TASK GOAL — Look through the lines below and state how many hold the word "wife". Write only the number.

(Stored records)
┄┄┄┄┄┄
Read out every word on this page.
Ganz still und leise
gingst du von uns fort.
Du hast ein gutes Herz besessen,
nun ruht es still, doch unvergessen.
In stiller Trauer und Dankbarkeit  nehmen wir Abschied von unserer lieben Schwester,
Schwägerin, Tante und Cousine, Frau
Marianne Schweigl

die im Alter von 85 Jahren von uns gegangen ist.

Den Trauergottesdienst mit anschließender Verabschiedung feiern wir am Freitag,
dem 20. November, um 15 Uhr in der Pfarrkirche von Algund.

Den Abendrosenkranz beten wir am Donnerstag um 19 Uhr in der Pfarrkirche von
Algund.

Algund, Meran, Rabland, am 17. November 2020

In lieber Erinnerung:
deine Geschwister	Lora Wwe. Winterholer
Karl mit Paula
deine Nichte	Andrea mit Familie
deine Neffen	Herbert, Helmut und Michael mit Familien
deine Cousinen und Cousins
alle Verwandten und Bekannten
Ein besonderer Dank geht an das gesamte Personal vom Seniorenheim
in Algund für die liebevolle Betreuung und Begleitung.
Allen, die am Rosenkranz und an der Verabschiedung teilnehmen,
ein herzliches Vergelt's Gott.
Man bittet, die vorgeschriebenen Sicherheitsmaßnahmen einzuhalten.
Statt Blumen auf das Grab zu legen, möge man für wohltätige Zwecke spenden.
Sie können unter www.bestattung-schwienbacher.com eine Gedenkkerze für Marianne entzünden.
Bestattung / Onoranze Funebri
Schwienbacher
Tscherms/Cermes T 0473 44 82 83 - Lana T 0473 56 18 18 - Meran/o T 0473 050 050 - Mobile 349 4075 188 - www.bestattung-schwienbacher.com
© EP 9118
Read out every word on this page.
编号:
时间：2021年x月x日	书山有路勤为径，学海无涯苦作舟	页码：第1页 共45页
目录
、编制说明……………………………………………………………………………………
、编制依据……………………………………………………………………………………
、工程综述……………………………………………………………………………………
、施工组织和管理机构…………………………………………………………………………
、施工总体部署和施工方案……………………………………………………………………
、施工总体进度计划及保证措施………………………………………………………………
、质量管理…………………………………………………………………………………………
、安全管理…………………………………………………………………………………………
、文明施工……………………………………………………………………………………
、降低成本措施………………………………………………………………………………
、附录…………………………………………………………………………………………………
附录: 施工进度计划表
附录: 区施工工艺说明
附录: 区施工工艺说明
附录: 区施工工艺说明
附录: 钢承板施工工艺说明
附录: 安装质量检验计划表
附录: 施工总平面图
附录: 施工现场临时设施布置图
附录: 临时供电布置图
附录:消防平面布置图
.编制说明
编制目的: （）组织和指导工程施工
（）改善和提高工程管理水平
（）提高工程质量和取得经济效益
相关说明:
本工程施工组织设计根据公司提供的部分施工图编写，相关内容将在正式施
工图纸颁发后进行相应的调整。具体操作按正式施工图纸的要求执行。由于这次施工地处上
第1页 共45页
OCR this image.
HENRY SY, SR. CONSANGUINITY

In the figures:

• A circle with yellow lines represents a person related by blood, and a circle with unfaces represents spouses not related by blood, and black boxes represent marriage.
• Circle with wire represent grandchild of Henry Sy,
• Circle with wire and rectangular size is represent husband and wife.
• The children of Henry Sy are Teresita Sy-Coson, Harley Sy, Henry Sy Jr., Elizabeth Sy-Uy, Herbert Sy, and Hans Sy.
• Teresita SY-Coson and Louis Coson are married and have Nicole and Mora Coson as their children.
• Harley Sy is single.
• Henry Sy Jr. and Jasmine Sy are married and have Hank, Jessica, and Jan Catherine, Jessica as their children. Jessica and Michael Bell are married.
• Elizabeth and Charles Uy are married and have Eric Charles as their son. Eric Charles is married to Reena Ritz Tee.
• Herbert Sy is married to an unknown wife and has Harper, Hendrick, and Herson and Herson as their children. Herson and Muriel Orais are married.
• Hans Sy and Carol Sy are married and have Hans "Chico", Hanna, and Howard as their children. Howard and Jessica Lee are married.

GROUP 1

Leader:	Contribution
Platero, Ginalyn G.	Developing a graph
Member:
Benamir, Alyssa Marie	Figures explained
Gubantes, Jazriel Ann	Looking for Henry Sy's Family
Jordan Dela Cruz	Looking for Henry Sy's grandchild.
┄┄┄┄┄┄
FINAL RESULT — 2